Jeff Satur, estrela tailandesa que fez parte do elenco, não categoriza a série como sendo BL. “[A identidade de] gênero não pode definir o tipo de filme ou série. O que a fez ir tão longe é a química entre os atores, a história e a produção”, diz. No país do cantor, os BLs são chamados de Y Series, se referindo à palavra japonesa Yaoi.
Influência do fandom
No Brasil, o portal BoysLove Hub tem mais de 100 mil seguidores nas redes sociais. Maria Barbosa, influencer e uma das administradoras, ressalta a diversidade das temáticas das produções.
“A gente só via séries e filmes [LGBTQIA+] sempre tristes, com tragédia, sobre uma vivência de dor. Gay só sofre, não sabe ser feliz. De repente, você encontrar produções com temáticas leves, clichês adolescentes, essas relações acontecendo em outros espaços. Foi o que me fez continuar assistindo os BLs”, afirma.
Com atualizações em tempo real do universo BL, o grupo de 9 administradores se dedica em divulgar as novidades das produções. “Nós éramos fãs comuns. Só que chegou um momento que vimos que existia uma demanda, que precisávamos de um lugar que centralizasse as informações. A gente não encontrava isso e pensamos: ‘Por que não fazer?'”, acrescenta Kaio Machado, co-fundador do portal.

Ações necessárias:
1. Responda, com base no trecho sobre as séries BL:
(a) Como os BLs são chamados no país de Jeff Satur?
(b) Quantos seguidores o portal BoysLove Hub tem nas redes sociais?
(c) Quantos administradores formam o grupo que divulga as novidades das produções?
2. Continue o trecho sobre as séries BL a partir da última frase apresentada.
A listagem tem origem em outra fonte, sem ligação com o trecho sobre as séries BL.

Registros de uma fonte de dados
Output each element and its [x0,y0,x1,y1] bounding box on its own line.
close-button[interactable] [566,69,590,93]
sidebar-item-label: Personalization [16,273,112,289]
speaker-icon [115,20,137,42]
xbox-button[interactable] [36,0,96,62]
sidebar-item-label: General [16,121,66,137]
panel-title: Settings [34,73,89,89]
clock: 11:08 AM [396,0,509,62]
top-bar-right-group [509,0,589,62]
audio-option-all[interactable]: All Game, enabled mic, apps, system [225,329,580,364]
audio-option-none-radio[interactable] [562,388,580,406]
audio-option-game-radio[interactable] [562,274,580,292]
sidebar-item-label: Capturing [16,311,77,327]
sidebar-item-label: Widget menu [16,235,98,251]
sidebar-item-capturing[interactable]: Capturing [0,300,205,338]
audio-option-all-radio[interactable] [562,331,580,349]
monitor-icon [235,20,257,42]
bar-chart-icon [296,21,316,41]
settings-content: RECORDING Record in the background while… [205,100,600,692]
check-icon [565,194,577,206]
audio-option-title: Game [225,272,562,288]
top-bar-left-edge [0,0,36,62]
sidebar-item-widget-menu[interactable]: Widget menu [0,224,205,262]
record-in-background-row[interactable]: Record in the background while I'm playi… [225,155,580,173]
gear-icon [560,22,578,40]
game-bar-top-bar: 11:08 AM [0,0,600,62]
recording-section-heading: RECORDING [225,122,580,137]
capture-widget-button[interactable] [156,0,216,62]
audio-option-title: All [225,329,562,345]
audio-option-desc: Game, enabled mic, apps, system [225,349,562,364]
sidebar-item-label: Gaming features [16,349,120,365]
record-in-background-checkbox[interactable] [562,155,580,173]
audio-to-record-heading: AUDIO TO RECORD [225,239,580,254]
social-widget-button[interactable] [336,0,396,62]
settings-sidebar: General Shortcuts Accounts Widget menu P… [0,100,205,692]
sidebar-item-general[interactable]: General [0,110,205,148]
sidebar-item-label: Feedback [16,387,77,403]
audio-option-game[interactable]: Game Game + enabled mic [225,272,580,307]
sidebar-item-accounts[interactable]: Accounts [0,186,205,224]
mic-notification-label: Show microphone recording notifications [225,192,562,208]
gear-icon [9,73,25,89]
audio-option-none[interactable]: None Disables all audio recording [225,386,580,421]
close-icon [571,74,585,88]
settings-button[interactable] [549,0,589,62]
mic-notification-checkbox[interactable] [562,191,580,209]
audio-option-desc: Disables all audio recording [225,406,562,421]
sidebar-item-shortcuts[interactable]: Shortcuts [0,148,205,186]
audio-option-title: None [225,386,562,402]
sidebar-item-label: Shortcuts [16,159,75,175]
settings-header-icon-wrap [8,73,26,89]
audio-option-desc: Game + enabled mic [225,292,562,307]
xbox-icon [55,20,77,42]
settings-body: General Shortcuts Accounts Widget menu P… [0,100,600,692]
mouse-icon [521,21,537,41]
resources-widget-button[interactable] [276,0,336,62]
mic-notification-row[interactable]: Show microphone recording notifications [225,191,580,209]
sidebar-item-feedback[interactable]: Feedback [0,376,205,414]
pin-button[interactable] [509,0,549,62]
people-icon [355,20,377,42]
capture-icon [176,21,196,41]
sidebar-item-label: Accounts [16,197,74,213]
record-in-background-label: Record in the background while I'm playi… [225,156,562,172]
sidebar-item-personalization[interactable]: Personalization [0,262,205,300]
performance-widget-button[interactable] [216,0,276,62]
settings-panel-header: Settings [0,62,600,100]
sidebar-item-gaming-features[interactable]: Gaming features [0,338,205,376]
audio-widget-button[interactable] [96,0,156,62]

Tarefas resolvidas:
1.
(a) Y Series.
(b) Mais de 100 mil.
(c) Nove.

2.
Outro fator de sucesso a resposta afetiva do público, que carece de um segmento de produção narrativa queer no Brasil. Segundo Anderson, isso cria esperança naqueles que desejam consumir narrativas dessas relações.
Para Karen Paek, vice-presidente de Marketing do Rakuten Viki, a diversidade é uma base fundamental da plataforma de streaming. O Brasil é o país com o terceiro maior público da marca e o público é atraído por histórias que se relacionam com a vida cotidiana.
“A diversidade é e sempre será uma base fundamental para nós e garantiremos que o conteúdo asiático culturalmente rico que apresentamos ao nosso público em todo o mundo celebre isso, incluindo BLs e a comunidade LGBTQIA+”.
O pesquisar também cita as práticas de shipping de um casal, ou seja, uma torcida para continuarem juntos, e a influência das empresas na alimentação do romance.
“Se o ator performa um casal na narrativa, o público quer isso fora também. Também há prática do fansub, que é de fã para fã. E também temos que falar do fan service. A empresa entende que os fãs estão engajados, e ela produz e alimenta o desejo dos fãs de seguir os personagens e atores dentro e fora das telas.”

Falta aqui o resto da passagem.